Task instructions -> All entries should be output exactly as they stand.
····················
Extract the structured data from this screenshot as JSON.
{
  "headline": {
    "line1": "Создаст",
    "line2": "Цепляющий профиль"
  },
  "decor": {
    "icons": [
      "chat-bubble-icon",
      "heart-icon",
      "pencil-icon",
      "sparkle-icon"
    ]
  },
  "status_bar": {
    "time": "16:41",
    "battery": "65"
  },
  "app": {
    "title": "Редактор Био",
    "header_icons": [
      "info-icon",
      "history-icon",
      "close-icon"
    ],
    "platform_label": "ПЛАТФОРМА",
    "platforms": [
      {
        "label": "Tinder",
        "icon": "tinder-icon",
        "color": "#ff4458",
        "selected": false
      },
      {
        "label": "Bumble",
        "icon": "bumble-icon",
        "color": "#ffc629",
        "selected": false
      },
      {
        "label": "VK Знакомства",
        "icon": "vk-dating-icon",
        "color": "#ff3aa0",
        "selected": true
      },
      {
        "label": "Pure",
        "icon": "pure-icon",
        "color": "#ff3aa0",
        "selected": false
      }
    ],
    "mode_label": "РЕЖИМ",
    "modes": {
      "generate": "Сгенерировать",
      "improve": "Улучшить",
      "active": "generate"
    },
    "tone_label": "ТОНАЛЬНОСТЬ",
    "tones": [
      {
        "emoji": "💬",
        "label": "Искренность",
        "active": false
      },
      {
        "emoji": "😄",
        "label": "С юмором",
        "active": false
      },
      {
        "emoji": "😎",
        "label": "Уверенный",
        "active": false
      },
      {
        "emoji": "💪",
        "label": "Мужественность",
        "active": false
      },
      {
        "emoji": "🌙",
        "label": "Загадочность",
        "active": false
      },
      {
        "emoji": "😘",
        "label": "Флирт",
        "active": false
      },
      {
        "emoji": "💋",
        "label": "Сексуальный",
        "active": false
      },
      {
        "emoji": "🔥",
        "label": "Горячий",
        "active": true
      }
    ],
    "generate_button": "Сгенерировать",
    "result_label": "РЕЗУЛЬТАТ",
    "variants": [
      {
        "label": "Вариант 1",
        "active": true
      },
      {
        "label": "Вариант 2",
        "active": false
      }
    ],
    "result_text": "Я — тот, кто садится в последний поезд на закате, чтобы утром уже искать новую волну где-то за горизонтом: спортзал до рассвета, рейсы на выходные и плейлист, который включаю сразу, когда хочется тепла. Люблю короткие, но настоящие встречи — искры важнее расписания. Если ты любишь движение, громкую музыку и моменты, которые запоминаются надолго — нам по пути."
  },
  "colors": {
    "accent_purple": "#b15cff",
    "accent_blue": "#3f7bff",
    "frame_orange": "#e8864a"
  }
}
····················
Written solution ->
Extract the structured data from this screenshot as JSON.
{
  "headline": {
    "line1": "Создаст",
    "line2": "Цепляющий профиль"
  },
  "decor": {
    "icons": [
      "chat-bubble-icon",
      "heart-icon",
      "pencil-icon",
      "sparkle-icon"
    ]
  },
  "status_bar": {
    "time": "16:41",
    "battery": "65"
  },
  "app": {
    "title": "Редактор Био",
    "header_icons": [
      "info-icon",
      "history-icon",
      "close-icon"
    ],
    "platform_label": "ПЛАТФОРМА",
    "platforms": [
      {
        "label": "Tinder",
        "icon": "tinder-icon",
        "color": "#ff4458",
        "selected": false
      },
      {
        "label": "Bumble",
        "icon": "bumble-icon",
        "color": "#ffc629",
        "selected": false
      },
      {
        "label": "VK Знакомства",
        "icon": "vk-dating-icon",
        "color": "#ff3aa0",
        "selected": true
      },
      {
        "label": "Pure",
        "icon": "pure-icon",
        "color": "#ff3aa0",
        "selected": false
      }
    ],
    "mode_label": "РЕЖИМ",
    "modes": {
      "generate": "Сгенерировать",
      "improve": "Улучшить",
      "active": "generate"
    },
    "tone_label": "ТОНАЛЬНОСТЬ",
    "tones": [
      {
        "emoji": "💬",
        "label": "Искренность",
        "active": false
      },
      {
        "emoji": "😄",
        "label": "С юмором",
        "active": false
      },
      {
        "emoji": "😎",
        "label": "Уверенный",
        "active": false
      },
      {
        "emoji": "💪",
        "label": "Мужественность",
        "active": false
      },
      {
        "emoji": "🌙",
        "label": "Загадочность",
        "active": false
      },
      {
        "emoji": "😘",
        "label": "Флирт",
        "active": false
      },
      {
        "emoji": "💋",
        "label": "Сексуальный",
        "active": false
      },
      {
        "emoji": "🔥",
        "label": "Горячий",
        "active": true
      }
    ],
    "generate_button": "Сгенерировать",
    "result_label": "РЕЗУЛЬТАТ",
    "variants": [
      {
        "label": "Вариант 1",
        "active": true
      },
      {
        "label": "Вариант 2",
        "active": false
      }
    ],
    "result_text": "Я — тот, кто садится в последний поезд на закате, чтобы утром уже искать новую волну где-то за горизонтом: спортзал до рассвета, рейсы на выходные и плейлист, который включаю сразу, когда хочется тепла. Люблю короткие, но настоящие встречи — искры важнее расписания. Если ты любишь движение, громкую музыку и моменты, которые запоминаются надолго — нам по пути."
  },
  "colors": {
    "accent_purple": "#b15cff",
    "accent_blue": "#3f7bff",
    "frame_orange": "#e8864a"
  }
}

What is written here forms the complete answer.